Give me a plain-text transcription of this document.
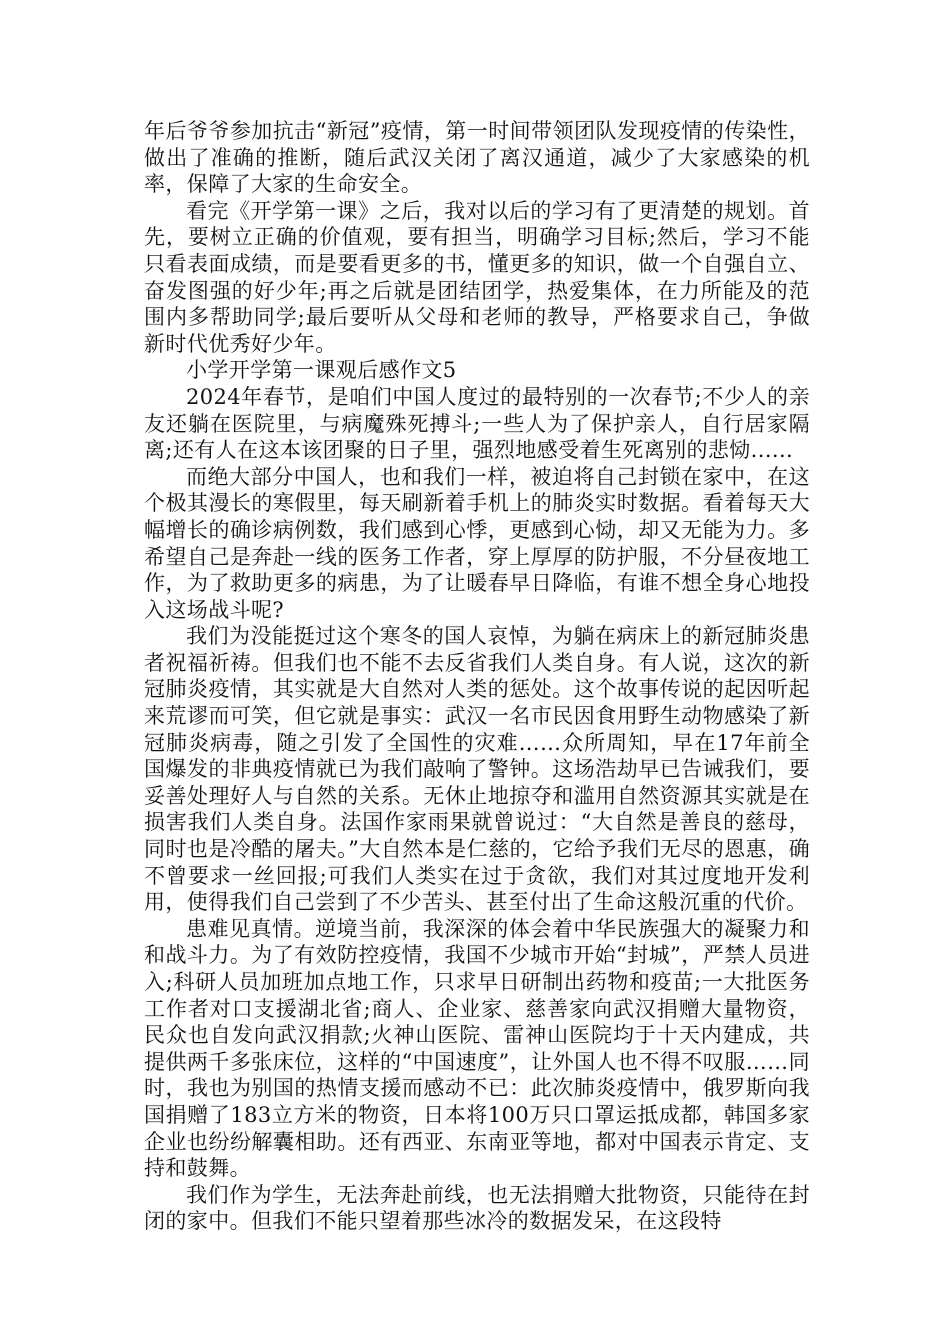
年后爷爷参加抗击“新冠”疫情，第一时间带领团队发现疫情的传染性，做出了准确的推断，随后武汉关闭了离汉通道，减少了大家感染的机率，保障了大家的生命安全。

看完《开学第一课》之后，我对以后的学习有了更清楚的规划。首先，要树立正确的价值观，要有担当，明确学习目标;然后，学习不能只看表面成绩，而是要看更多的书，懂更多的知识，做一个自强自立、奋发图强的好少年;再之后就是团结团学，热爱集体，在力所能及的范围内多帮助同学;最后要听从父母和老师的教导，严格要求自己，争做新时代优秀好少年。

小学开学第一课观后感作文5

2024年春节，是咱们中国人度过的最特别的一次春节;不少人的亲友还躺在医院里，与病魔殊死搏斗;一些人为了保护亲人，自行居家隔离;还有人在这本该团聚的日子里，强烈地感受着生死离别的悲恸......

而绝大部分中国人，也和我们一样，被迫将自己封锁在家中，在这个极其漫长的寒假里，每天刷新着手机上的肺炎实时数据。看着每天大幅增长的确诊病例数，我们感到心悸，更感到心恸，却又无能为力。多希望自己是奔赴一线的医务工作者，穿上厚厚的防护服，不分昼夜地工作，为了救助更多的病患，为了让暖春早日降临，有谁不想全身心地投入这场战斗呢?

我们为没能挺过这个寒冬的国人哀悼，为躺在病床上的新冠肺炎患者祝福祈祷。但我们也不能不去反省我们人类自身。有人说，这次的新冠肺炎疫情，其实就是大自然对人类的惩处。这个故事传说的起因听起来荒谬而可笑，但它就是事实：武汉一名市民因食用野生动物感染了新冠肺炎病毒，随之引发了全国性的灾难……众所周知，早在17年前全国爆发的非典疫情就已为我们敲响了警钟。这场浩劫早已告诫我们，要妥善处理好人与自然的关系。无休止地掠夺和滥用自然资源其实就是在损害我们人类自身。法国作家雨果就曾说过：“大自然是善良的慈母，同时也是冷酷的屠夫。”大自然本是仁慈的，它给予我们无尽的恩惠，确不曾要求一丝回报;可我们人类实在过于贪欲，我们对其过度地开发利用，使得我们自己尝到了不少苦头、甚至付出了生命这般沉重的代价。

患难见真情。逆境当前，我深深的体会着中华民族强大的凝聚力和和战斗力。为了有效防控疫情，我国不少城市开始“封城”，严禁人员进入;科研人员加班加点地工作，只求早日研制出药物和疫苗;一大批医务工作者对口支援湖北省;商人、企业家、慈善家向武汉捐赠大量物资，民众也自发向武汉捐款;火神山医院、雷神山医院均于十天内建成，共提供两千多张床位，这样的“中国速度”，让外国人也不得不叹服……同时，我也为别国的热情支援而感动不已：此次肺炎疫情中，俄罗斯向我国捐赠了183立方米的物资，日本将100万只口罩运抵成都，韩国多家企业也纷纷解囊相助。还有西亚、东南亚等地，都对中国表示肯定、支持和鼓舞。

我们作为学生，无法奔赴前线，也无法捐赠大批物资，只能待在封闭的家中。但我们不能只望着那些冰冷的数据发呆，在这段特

==*==

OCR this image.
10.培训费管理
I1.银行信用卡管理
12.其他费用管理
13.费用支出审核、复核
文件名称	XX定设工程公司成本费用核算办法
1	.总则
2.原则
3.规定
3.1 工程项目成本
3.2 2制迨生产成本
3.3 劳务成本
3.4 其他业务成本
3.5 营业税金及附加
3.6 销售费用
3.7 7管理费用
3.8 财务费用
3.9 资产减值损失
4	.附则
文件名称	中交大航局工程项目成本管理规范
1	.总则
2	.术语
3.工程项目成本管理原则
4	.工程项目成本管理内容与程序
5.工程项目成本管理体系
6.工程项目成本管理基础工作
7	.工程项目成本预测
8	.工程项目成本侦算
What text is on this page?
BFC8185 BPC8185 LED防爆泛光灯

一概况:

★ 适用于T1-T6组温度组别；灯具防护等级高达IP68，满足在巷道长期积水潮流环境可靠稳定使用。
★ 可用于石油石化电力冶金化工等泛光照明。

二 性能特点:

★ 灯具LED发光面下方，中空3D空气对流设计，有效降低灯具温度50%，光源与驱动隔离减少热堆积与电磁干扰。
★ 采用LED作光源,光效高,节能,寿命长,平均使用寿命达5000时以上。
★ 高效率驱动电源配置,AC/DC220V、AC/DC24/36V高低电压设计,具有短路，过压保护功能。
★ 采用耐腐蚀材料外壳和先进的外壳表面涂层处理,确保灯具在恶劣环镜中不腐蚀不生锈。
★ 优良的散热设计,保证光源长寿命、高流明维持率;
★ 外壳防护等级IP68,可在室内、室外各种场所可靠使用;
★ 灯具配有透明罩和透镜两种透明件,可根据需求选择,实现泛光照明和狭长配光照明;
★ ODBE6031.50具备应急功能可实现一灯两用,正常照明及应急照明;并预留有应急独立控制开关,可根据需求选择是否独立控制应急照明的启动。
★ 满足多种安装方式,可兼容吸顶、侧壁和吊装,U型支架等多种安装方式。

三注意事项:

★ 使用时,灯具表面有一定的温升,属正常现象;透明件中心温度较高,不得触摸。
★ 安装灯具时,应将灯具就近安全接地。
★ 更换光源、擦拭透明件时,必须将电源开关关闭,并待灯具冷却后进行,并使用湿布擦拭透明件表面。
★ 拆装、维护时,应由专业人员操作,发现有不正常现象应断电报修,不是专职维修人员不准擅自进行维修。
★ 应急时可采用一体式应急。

==*==

What you will do >> Take each line containing the string "this" and copy it out.

Solved problem >>
Give me a plain-text transcription of this document.
OCR this image.
What text is on this page?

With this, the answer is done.